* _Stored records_
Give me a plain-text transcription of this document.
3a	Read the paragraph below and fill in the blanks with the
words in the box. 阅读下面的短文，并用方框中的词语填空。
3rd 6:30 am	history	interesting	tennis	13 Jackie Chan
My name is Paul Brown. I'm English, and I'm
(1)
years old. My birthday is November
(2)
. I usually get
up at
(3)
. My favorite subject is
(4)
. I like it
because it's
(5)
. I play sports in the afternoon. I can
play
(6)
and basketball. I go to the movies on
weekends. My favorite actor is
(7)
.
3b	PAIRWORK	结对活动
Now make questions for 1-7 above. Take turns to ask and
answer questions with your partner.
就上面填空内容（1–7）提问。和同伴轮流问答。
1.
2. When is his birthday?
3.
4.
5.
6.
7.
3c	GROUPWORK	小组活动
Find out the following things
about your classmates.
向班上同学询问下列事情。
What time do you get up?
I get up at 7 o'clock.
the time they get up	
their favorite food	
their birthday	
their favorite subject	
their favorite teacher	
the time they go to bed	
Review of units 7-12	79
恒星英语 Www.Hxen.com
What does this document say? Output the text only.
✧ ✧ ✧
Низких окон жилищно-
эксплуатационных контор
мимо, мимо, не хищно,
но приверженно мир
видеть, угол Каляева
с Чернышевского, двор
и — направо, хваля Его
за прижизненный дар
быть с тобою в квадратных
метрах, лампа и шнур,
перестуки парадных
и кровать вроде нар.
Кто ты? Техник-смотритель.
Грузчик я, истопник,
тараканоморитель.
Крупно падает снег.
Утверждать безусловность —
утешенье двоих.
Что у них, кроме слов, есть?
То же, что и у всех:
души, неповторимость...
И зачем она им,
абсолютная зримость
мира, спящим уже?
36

* _Exercise_
Return the entries above exactly, each one complete.

* _Response for this exercise_
Give me a plain-text transcription of this document.
3a	Read the paragraph below and fill in the blanks with the
words in the box. 阅读下面的短文，并用方框中的词语填空。
3rd 6:30 am	history	interesting	tennis	13 Jackie Chan
My name is Paul Brown. I'm English, and I'm
(1)
years old. My birthday is November
(2)
. I usually get
up at
(3)
. My favorite subject is
(4)
. I like it
because it's
(5)
. I play sports in the afternoon. I can
play
(6)
and basketball. I go to the movies on
weekends. My favorite actor is
(7)
.
3b	PAIRWORK	结对活动
Now make questions for 1-7 above. Take turns to ask and
answer questions with your partner.
就上面填空内容（1–7）提问。和同伴轮流问答。
1.
2. When is his birthday?
3.
4.
5.
6.
7.
3c	GROUPWORK	小组活动
Find out the following things
about your classmates.
向班上同学询问下列事情。
What time do you get up?
I get up at 7 o'clock.
the time they get up	
their favorite food	
their birthday	
their favorite subject	
their favorite teacher	
the time they go to bed	
Review of units 7-12	79
恒星英语 Www.Hxen.com
What does this document say? Output the text only.
✧ ✧ ✧
Низких окон жилищно-
эксплуатационных контор
мимо, мимо, не хищно,
но приверженно мир
видеть, угол Каляева
с Чернышевского, двор
и — направо, хваля Его
за прижизненный дар
быть с тобою в квадратных
метрах, лампа и шнур,
перестуки парадных
и кровать вроде нар.
Кто ты? Техник-смотритель.
Грузчик я, истопник,
тараканоморитель.
Крупно падает снег.
Утверждать безусловность —
утешенье двоих.
Что у них, кроме слов, есть?
То же, что и у всех:
души, неповторимость...
И зачем она им,
абсолютная зримость
мира, спящим уже?
36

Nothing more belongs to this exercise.